> _Extracted records_:

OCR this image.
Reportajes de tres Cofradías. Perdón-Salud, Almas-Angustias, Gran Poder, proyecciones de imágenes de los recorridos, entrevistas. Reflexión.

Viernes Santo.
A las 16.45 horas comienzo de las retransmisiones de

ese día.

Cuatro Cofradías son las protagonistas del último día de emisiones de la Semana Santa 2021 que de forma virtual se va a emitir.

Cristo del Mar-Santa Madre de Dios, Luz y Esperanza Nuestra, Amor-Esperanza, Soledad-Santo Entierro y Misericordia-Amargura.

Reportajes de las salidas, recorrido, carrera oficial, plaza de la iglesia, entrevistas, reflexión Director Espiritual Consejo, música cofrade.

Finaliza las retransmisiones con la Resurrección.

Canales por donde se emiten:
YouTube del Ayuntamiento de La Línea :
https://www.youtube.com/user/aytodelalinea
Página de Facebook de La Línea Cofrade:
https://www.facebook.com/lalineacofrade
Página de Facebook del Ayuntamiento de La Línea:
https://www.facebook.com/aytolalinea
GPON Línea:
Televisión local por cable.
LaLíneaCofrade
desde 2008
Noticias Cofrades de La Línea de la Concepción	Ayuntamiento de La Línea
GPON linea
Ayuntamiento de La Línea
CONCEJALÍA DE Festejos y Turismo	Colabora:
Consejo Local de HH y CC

> _Problem to solve_:
Write the records above out again, exactly as they are.

> _Task response_:
OCR this image.
Reportajes de tres Cofradías. Perdón-Salud, Almas-Angustias, Gran Poder, proyecciones de imágenes de los recorridos, entrevistas. Reflexión.

Viernes Santo.
A las 16.45 horas comienzo de las retransmisiones de

ese día.

Cuatro Cofradías son las protagonistas del último día de emisiones de la Semana Santa 2021 que de forma virtual se va a emitir.

Cristo del Mar-Santa Madre de Dios, Luz y Esperanza Nuestra, Amor-Esperanza, Soledad-Santo Entierro y Misericordia-Amargura.

Reportajes de las salidas, recorrido, carrera oficial, plaza de la iglesia, entrevistas, reflexión Director Espiritual Consejo, música cofrade.

Finaliza las retransmisiones con la Resurrección.

Canales por donde se emiten:
YouTube del Ayuntamiento de La Línea :
https://www.youtube.com/user/aytodelalinea
Página de Facebook de La Línea Cofrade:
https://www.facebook.com/lalineacofrade
Página de Facebook del Ayuntamiento de La Línea:
https://www.facebook.com/aytolalinea
GPON Línea:
Televisión local por cable.
LaLíneaCofrade
desde 2008
Noticias Cofrades de La Línea de la Concepción	Ayuntamiento de La Línea
GPON linea
Ayuntamiento de La Línea
CONCEJALÍA DE Festejos y Turismo	Colabora:
Consejo Local de HH y CC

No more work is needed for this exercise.